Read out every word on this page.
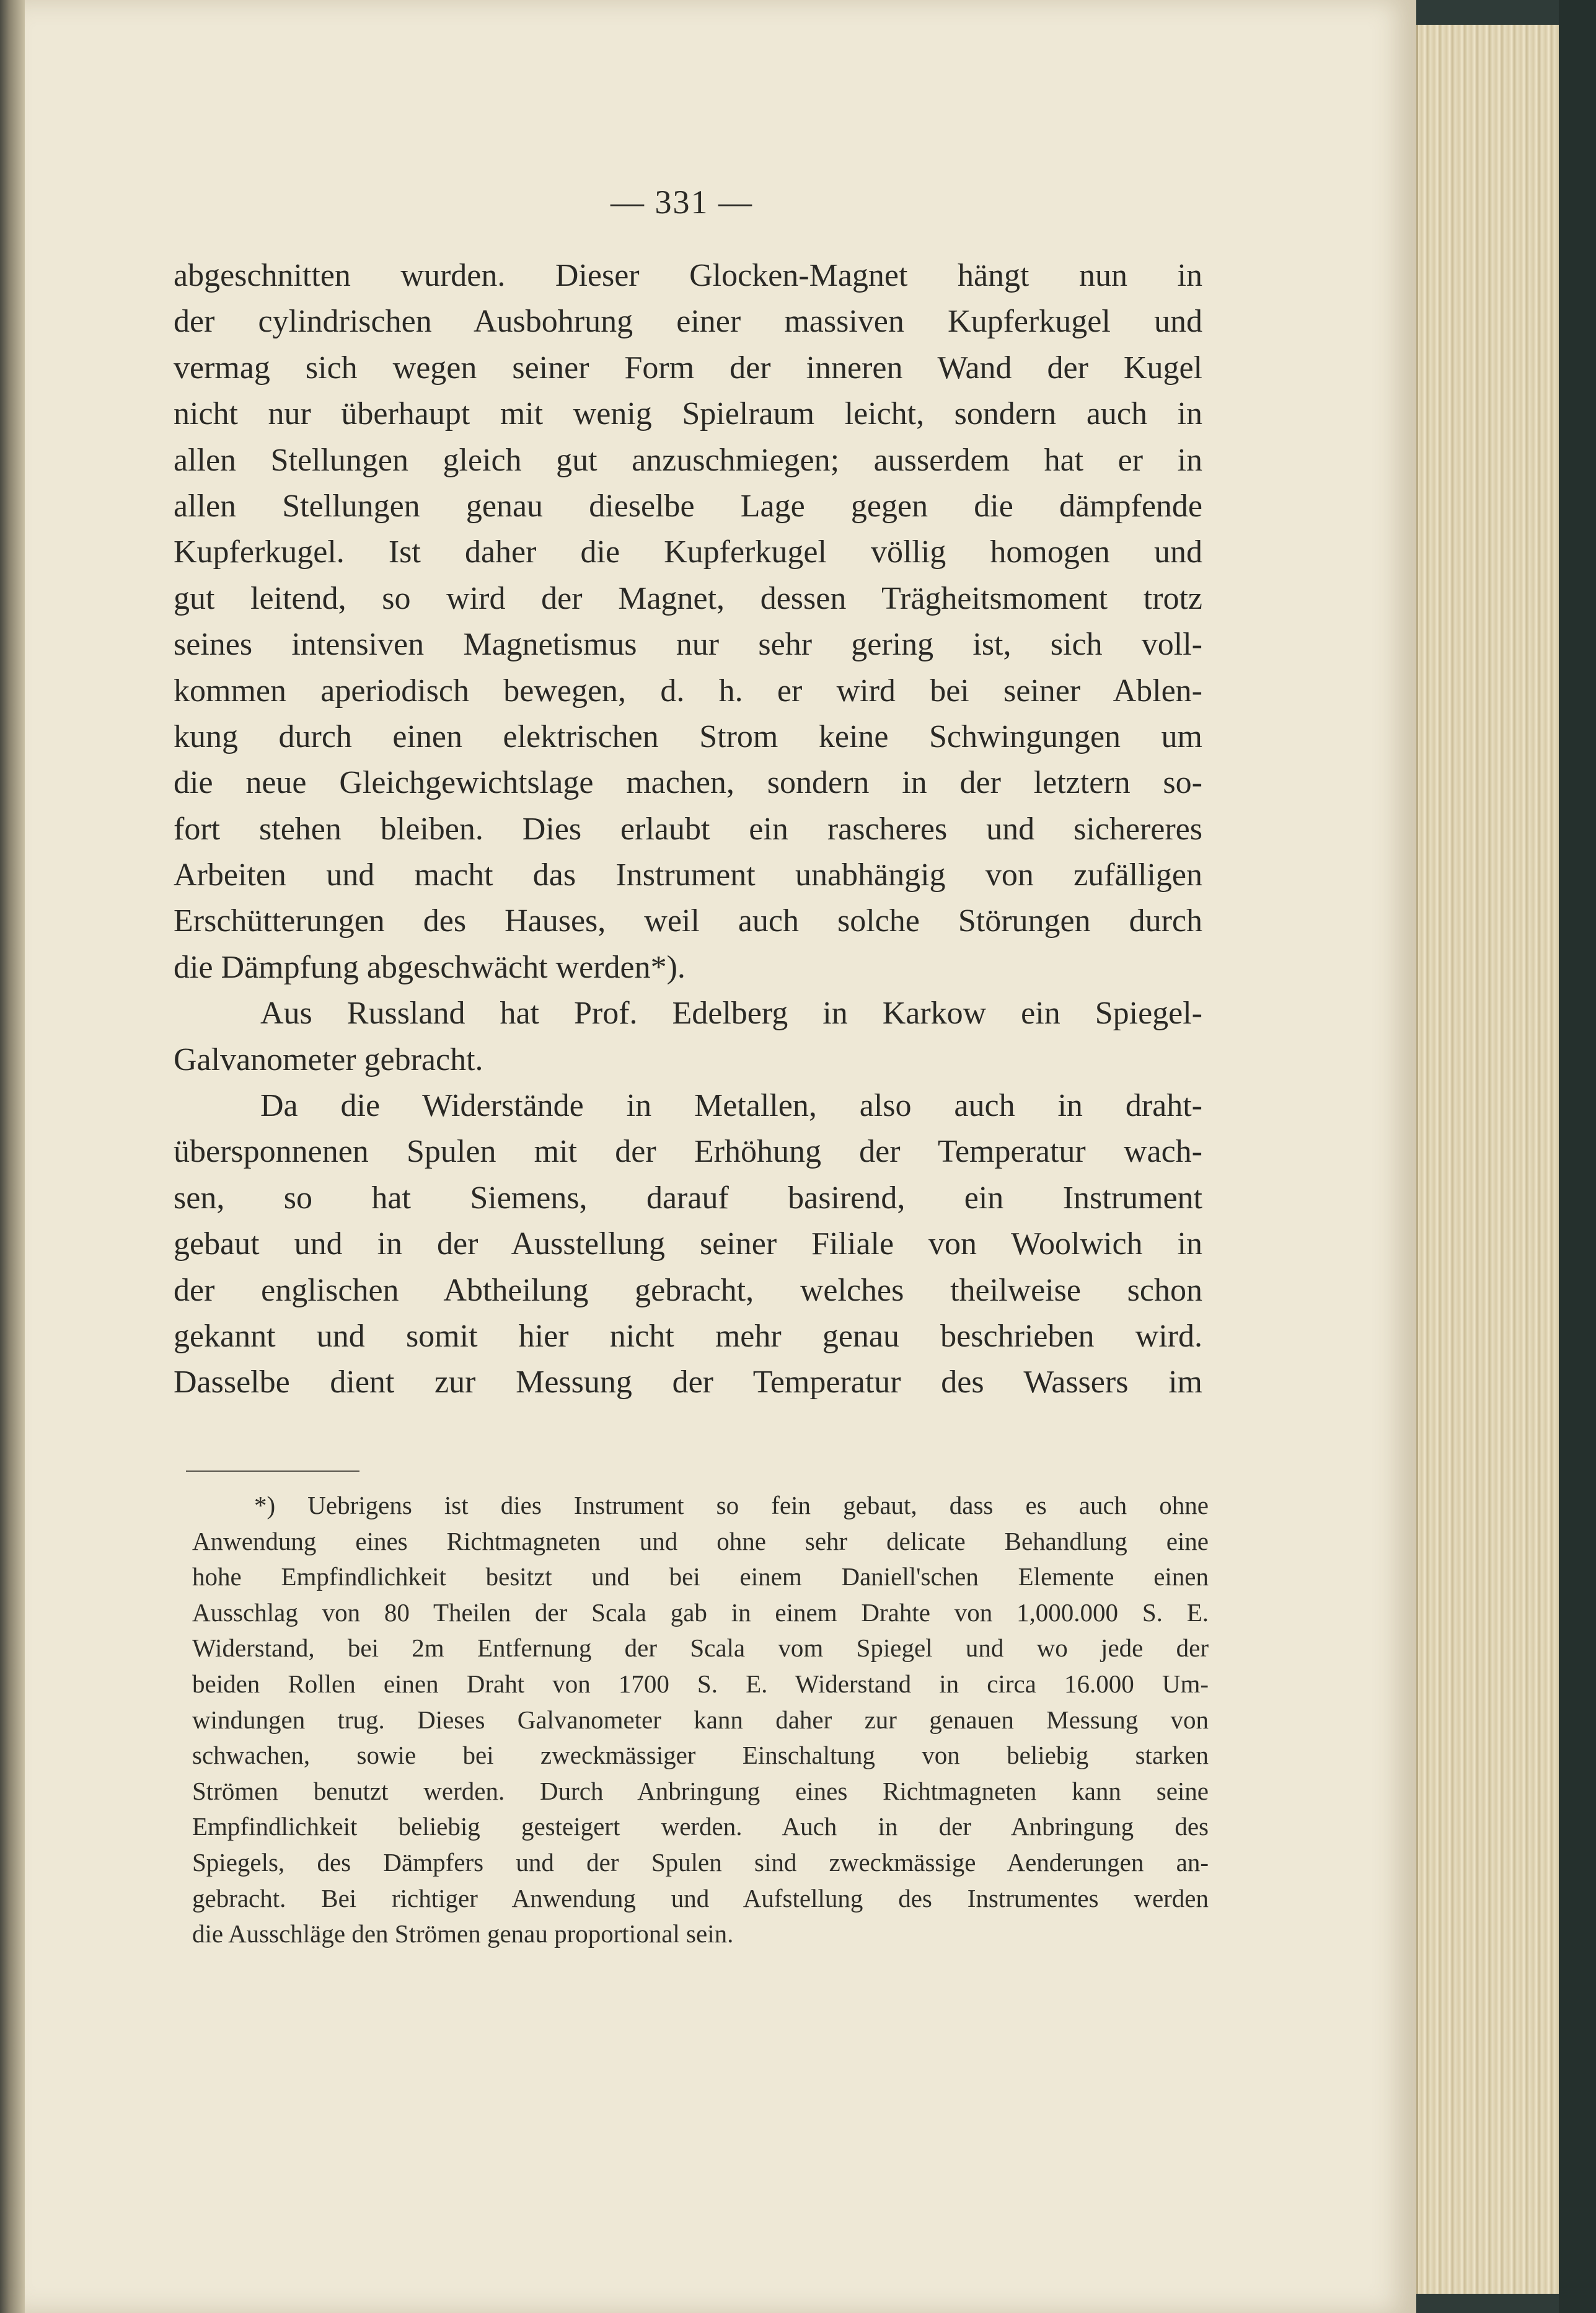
— 331 —
abgeschnitten wurden. Dieser Glocken-Magnet hängt nun in
der cylindrischen Ausbohrung einer massiven Kupferkugel und
vermag sich wegen seiner Form der inneren Wand der Kugel
nicht nur überhaupt mit wenig Spielraum leicht, sondern auch in
allen Stellungen gleich gut anzuschmiegen; ausserdem hat er in
allen Stellungen genau dieselbe Lage gegen die dämpfende
Kupferkugel. Ist daher die Kupferkugel völlig homogen und
gut leitend, so wird der Magnet, dessen Trägheitsmoment trotz
seines intensiven Magnetismus nur sehr gering ist, sich voll-
kommen aperiodisch bewegen, d. h. er wird bei seiner Ablen-
kung durch einen elektrischen Strom keine Schwingungen um
die neue Gleichgewichtslage machen, sondern in der letztern so-
fort stehen bleiben. Dies erlaubt ein rascheres und sichereres
Arbeiten und macht das Instrument unabhängig von zufälligen
Erschütterungen des Hauses, weil auch solche Störungen durch
die Dämpfung abgeschwächt werden*).
Aus Russland hat Prof. Edelberg in Karkow ein Spiegel-
Galvanometer gebracht.
Da die Widerstände in Metallen, also auch in draht-
übersponnenen Spulen mit der Erhöhung der Temperatur wach-
sen, so hat Siemens, darauf basirend, ein Instrument
gebaut und in der Ausstellung seiner Filiale von Woolwich in
der englischen Abtheilung gebracht, welches theilweise schon
gekannt und somit hier nicht mehr genau beschrieben wird.
Dasselbe dient zur Messung der Temperatur des Wassers im
*) Uebrigens ist dies Instrument so fein gebaut, dass es auch ohne
Anwendung eines Richtmagneten und ohne sehr delicate Behandlung eine
hohe Empfindlichkeit besitzt und bei einem Daniell'schen Elemente einen
Ausschlag von 80 Theilen der Scala gab in einem Drahte von 1,000.000 S. E.
Widerstand, bei 2m Entfernung der Scala vom Spiegel und wo jede der
beiden Rollen einen Draht von 1700 S. E. Widerstand in circa 16.000 Um-
windungen trug. Dieses Galvanometer kann daher zur genauen Messung von
schwachen, sowie bei zweckmässiger Einschaltung von beliebig starken
Strömen benutzt werden. Durch Anbringung eines Richtmagneten kann seine
Empfindlichkeit beliebig gesteigert werden. Auch in der Anbringung des
Spiegels, des Dämpfers und der Spulen sind zweckmässige Aenderungen an-
gebracht. Bei richtiger Anwendung und Aufstellung des Instrumentes werden
die Ausschläge den Strömen genau proportional sein.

****************

Repeat the preceding records precisely, and leave every picture out of the copy.

Read out every word on this page.
— 331 —
abgeschnitten wurden. Dieser Glocken-Magnet hängt nun in
der cylindrischen Ausbohrung einer massiven Kupferkugel und
vermag sich wegen seiner Form der inneren Wand der Kugel
nicht nur überhaupt mit wenig Spielraum leicht, sondern auch in
allen Stellungen gleich gut anzuschmiegen; ausserdem hat er in
allen Stellungen genau dieselbe Lage gegen die dämpfende
Kupferkugel. Ist daher die Kupferkugel völlig homogen und
gut leitend, so wird der Magnet, dessen Trägheitsmoment trotz
seines intensiven Magnetismus nur sehr gering ist, sich voll-
kommen aperiodisch bewegen, d. h. er wird bei seiner Ablen-
kung durch einen elektrischen Strom keine Schwingungen um
die neue Gleichgewichtslage machen, sondern in der letztern so-
fort stehen bleiben. Dies erlaubt ein rascheres und sichereres
Arbeiten und macht das Instrument unabhängig von zufälligen
Erschütterungen des Hauses, weil auch solche Störungen durch
die Dämpfung abgeschwächt werden*).
Aus Russland hat Prof. Edelberg in Karkow ein Spiegel-
Galvanometer gebracht.
Da die Widerstände in Metallen, also auch in draht-
übersponnenen Spulen mit der Erhöhung der Temperatur wach-
sen, so hat Siemens, darauf basirend, ein Instrument
gebaut und in der Ausstellung seiner Filiale von Woolwich in
der englischen Abtheilung gebracht, welches theilweise schon
gekannt und somit hier nicht mehr genau beschrieben wird.
Dasselbe dient zur Messung der Temperatur des Wassers im
*) Uebrigens ist dies Instrument so fein gebaut, dass es auch ohne
Anwendung eines Richtmagneten und ohne sehr delicate Behandlung eine
hohe Empfindlichkeit besitzt und bei einem Daniell'schen Elemente einen
Ausschlag von 80 Theilen der Scala gab in einem Drahte von 1,000.000 S. E.
Widerstand, bei 2m Entfernung der Scala vom Spiegel und wo jede der
beiden Rollen einen Draht von 1700 S. E. Widerstand in circa 16.000 Um-
windungen trug. Dieses Galvanometer kann daher zur genauen Messung von
schwachen, sowie bei zweckmässiger Einschaltung von beliebig starken
Strömen benutzt werden. Durch Anbringung eines Richtmagneten kann seine
Empfindlichkeit beliebig gesteigert werden. Auch in der Anbringung des
Spiegels, des Dämpfers und der Spulen sind zweckmässige Aenderungen an-
gebracht. Bei richtiger Anwendung und Aufstellung des Instrumentes werden
die Ausschläge den Strömen genau proportional sein.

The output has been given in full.